GIVEN PROBLEM | Repeat the material verbatim and drop the pictures.

▼

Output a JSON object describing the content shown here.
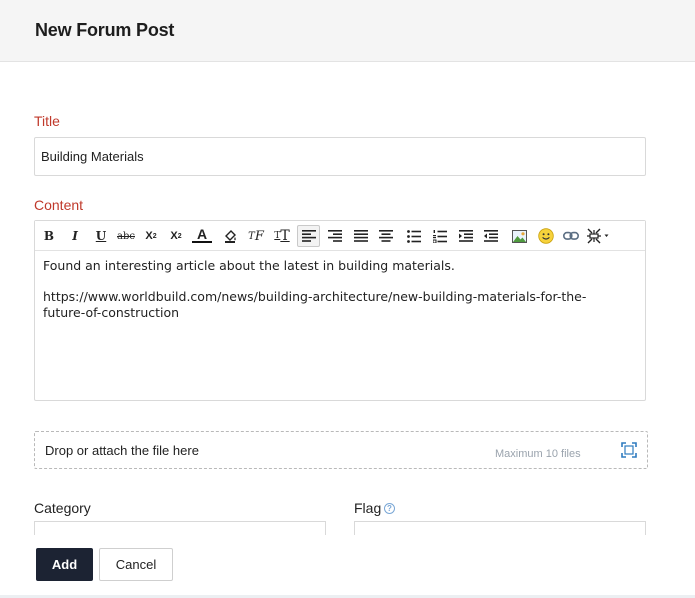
{
  "header": {
    "title": "New Forum Post"
  },
  "form": {
    "title_label": "Title",
    "title_value": "Building Materials",
    "content_label": "Content",
    "content_lines": [
      "Found an interesting article about the latest in building materials.",
      "https://www.worldbuild.com/news/building-architecture/new-building-materials-for-the-",
      "future-of-construction"
    ],
    "category_label": "Category",
    "flag_label": "Flag",
    "help_glyph": "?"
  },
  "toolbar": {
    "bold": "B",
    "italic": "I",
    "underline": "U",
    "strike": "abc",
    "subscript": "X",
    "subscript_mark": "2",
    "superscript": "X",
    "superscript_mark": "2",
    "font_color": "A",
    "font_family": "F",
    "font_size": "T",
    "icons": [
      "bold-icon",
      "italic-icon",
      "underline-icon",
      "strikethrough-icon",
      "subscript-icon",
      "superscript-icon",
      "font-color-icon",
      "background-color-icon",
      "font-family-icon",
      "font-size-icon",
      "align-left-icon",
      "align-right-icon",
      "justify-icon",
      "align-center-icon",
      "bulleted-list-icon",
      "numbered-list-icon",
      "indent-icon",
      "outdent-icon",
      "insert-image-icon",
      "emoji-icon",
      "link-icon",
      "more-options-icon"
    ]
  },
  "attachments": {
    "drop_label": "Drop or attach the file here",
    "max_files": "Maximum 10 files"
  },
  "actions": {
    "add_label": "Add",
    "cancel_label": "Cancel"
  },
  "colors": {
    "required": "#c0392b",
    "primary_button": "#1c2333",
    "accent": "#2f7bbf"
  }
}
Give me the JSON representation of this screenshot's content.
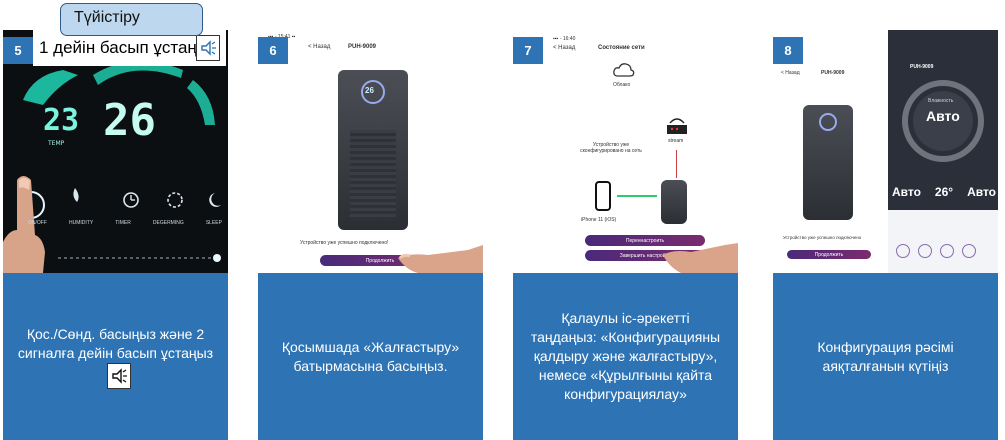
{
  "step5": {
    "num": "5",
    "callout": "Түйістіру",
    "overlay_text": "1 дейін басып ұстаңыз",
    "screen_labels": [
      "ON/OFF",
      "HUMIDITY",
      "TIMER",
      "DEGERMING",
      "SLEEP"
    ],
    "temp_label": "TEMP",
    "caption": "Қос./Сөнд. басыңыз және 2 сигналға дейін басып ұстаңыз"
  },
  "step6": {
    "num": "6",
    "nav_back": "< Назад",
    "model": "PUH-9009",
    "device_display": "26",
    "status_text": "Устройство уже успешно подключено!",
    "button": "Продолжить",
    "caption": "Қосымшада «Жалғастыру» батырмасына басыңыз."
  },
  "step7": {
    "num": "7",
    "nav_back": "< Назад",
    "title": "Состояние сети",
    "cloud_label": "Облако",
    "router_label": "stream",
    "configured_text": "Устройство уже сконфигурировано на сеть",
    "phone_label": "iPhone 11 (iOS)",
    "button_reconfigure": "Переннастроить",
    "button_finish": "Завершить настройку",
    "caption": "Қалаулы іс-әрекетті таңдаңыз: «Конфигурацияны қалдыру және жалғастыру», немесе «Құрылғыны қайта конфигурациялау»"
  },
  "step8": {
    "num": "8",
    "nav_back": "< Назад",
    "model": "PUH-9009",
    "right_title": "PUH-9009",
    "mode_label": "Влажность",
    "mode_value": "Авто",
    "stat_values": [
      "Авто",
      "26°",
      "Авто"
    ],
    "status_text": "Устройство уже успешно подключено",
    "button": "Продолжить",
    "caption": "Конфигурация рәсімі аяқталғанын күтіңіз"
  },
  "colors": {
    "panel_blue": "#2e74b5",
    "callout_bg": "#bdd7ee",
    "accent_purple": "#6d3a8a"
  },
  "icons": [
    "speaker-icon",
    "power-icon",
    "humidity-icon",
    "timer-icon",
    "degerming-icon",
    "sleep-icon",
    "cloud-icon",
    "router-icon",
    "phone-icon"
  ]
}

▲

SOLUTION BELOW |
Output a JSON object describing the content shown here.
{
  "header": {
    "title": "New Forum Post"
  },
  "form": {
    "title_label": "Title",
    "title_value": "Building Materials",
    "content_label": "Content",
    "content_lines": [
      "Found an interesting article about the latest in building materials.",
      "https://www.worldbuild.com/news/building-architecture/new-building-materials-for-the-",
      "future-of-construction"
    ],
    "category_label": "Category",
    "flag_label": "Flag",
    "help_glyph": "?"
  },
  "toolbar": {
    "bold": "B",
    "italic": "I",
    "underline": "U",
    "strike": "abc",
    "subscript": "X",
    "subscript_mark": "2",
    "superscript": "X",
    "superscript_mark": "2",
    "font_color": "A",
    "font_family": "F",
    "font_size": "T",
    "icons": [
      "bold-icon",
      "italic-icon",
      "underline-icon",
      "strikethrough-icon",
      "subscript-icon",
      "superscript-icon",
      "font-color-icon",
      "background-color-icon",
      "font-family-icon",
      "font-size-icon",
      "align-left-icon",
      "align-right-icon",
      "justify-icon",
      "align-center-icon",
      "bulleted-list-icon",
      "numbered-list-icon",
      "indent-icon",
      "outdent-icon",
      "insert-image-icon",
      "emoji-icon",
      "link-icon",
      "more-options-icon"
    ]
  },
  "attachments": {
    "drop_label": "Drop or attach the file here",
    "max_files": "Maximum 10 files"
  },
  "actions": {
    "add_label": "Add",
    "cancel_label": "Cancel"
  },
  "colors": {
    "required": "#c0392b",
    "primary_button": "#1c2333",
    "accent": "#2f7bbf"
  }
}
Give me the JSON representation of this screenshot's content.
{
  "step5": {
    "num": "5",
    "callout": "Түйістіру",
    "overlay_text": "1 дейін басып ұстаңыз",
    "screen_labels": [
      "ON/OFF",
      "HUMIDITY",
      "TIMER",
      "DEGERMING",
      "SLEEP"
    ],
    "temp_label": "TEMP",
    "caption": "Қос./Сөнд. басыңыз және 2 сигналға дейін басып ұстаңыз"
  },
  "step6": {
    "num": "6",
    "nav_back": "< Назад",
    "model": "PUH-9009",
    "device_display": "26",
    "status_text": "Устройство уже успешно подключено!",
    "button": "Продолжить",
    "caption": "Қосымшада «Жалғастыру» батырмасына басыңыз."
  },
  "step7": {
    "num": "7",
    "nav_back": "< Назад",
    "title": "Состояние сети",
    "cloud_label": "Облако",
    "router_label": "stream",
    "configured_text": "Устройство уже сконфигурировано на сеть",
    "phone_label": "iPhone 11 (iOS)",
    "button_reconfigure": "Переннастроить",
    "button_finish": "Завершить настройку",
    "caption": "Қалаулы іс-әрекетті таңдаңыз: «Конфигурацияны қалдыру және жалғастыру», немесе «Құрылғыны қайта конфигурациялау»"
  },
  "step8": {
    "num": "8",
    "nav_back": "< Назад",
    "model": "PUH-9009",
    "right_title": "PUH-9009",
    "mode_label": "Влажность",
    "mode_value": "Авто",
    "stat_values": [
      "Авто",
      "26°",
      "Авто"
    ],
    "status_text": "Устройство уже успешно подключено",
    "button": "Продолжить",
    "caption": "Конфигурация рәсімі аяқталғанын күтіңіз"
  },
  "colors": {
    "panel_blue": "#2e74b5",
    "callout_bg": "#bdd7ee",
    "accent_purple": "#6d3a8a"
  },
  "icons": [
    "speaker-icon",
    "power-icon",
    "humidity-icon",
    "timer-icon",
    "degerming-icon",
    "sleep-icon",
    "cloud-icon",
    "router-icon",
    "phone-icon"
  ]
}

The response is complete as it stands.